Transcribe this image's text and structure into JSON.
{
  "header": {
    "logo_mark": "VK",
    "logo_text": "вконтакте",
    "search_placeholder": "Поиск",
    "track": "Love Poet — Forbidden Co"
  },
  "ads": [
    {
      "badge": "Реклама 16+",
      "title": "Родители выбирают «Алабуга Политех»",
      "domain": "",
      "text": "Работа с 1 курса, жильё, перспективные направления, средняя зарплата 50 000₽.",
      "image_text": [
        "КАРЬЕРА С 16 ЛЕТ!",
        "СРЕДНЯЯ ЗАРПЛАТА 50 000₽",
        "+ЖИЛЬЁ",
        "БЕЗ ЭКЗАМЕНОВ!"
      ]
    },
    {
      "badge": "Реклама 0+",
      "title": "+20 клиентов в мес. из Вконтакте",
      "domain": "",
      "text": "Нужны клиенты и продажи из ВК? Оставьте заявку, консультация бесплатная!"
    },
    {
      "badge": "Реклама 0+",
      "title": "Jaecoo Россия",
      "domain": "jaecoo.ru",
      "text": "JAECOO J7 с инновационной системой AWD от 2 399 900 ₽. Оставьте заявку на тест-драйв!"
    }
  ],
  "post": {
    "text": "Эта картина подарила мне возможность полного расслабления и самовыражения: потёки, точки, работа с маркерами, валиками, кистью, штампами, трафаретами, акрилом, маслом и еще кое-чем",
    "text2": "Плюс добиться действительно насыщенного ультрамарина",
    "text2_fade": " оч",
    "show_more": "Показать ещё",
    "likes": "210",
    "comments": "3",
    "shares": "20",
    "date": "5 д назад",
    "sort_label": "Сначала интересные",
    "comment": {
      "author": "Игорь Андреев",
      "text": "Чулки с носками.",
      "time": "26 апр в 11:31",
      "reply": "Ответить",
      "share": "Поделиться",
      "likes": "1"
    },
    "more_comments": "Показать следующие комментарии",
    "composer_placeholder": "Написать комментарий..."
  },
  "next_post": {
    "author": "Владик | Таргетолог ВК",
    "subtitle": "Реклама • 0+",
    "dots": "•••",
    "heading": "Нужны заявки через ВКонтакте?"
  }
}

....

All of the data needs to be reproduced exactly, with no line missing.

Transcribe this image's text and structure into JSON.
{
  "header": {
    "logo_mark": "VK",
    "logo_text": "вконтакте",
    "search_placeholder": "Поиск",
    "track": "Love Poet — Forbidden Co"
  },
  "ads": [
    {
      "badge": "Реклама 16+",
      "title": "Родители выбирают «Алабуга Политех»",
      "domain": "",
      "text": "Работа с 1 курса, жильё, перспективные направления, средняя зарплата 50 000₽.",
      "image_text": [
        "КАРЬЕРА С 16 ЛЕТ!",
        "СРЕДНЯЯ ЗАРПЛАТА 50 000₽",
        "+ЖИЛЬЁ",
        "БЕЗ ЭКЗАМЕНОВ!"
      ]
    },
    {
      "badge": "Реклама 0+",
      "title": "+20 клиентов в мес. из Вконтакте",
      "domain": "",
      "text": "Нужны клиенты и продажи из ВК? Оставьте заявку, консультация бесплатная!"
    },
    {
      "badge": "Реклама 0+",
      "title": "Jaecoo Россия",
      "domain": "jaecoo.ru",
      "text": "JAECOO J7 с инновационной системой AWD от 2 399 900 ₽. Оставьте заявку на тест-драйв!"
    }
  ],
  "post": {
    "text": "Эта картина подарила мне возможность полного расслабления и самовыражения: потёки, точки, работа с маркерами, валиками, кистью, штампами, трафаретами, акрилом, маслом и еще кое-чем",
    "text2": "Плюс добиться действительно насыщенного ультрамарина",
    "text2_fade": " оч",
    "show_more": "Показать ещё",
    "likes": "210",
    "comments": "3",
    "shares": "20",
    "date": "5 д назад",
    "sort_label": "Сначала интересные",
    "comment": {
      "author": "Игорь Андреев",
      "text": "Чулки с носками.",
      "time": "26 апр в 11:31",
      "reply": "Ответить",
      "share": "Поделиться",
      "likes": "1"
    },
    "more_comments": "Показать следующие комментарии",
    "composer_placeholder": "Написать комментарий..."
  },
  "next_post": {
    "author": "Владик | Таргетолог ВК",
    "subtitle": "Реклама • 0+",
    "dots": "•••",
    "heading": "Нужны заявки через ВКонтакте?"
  }
}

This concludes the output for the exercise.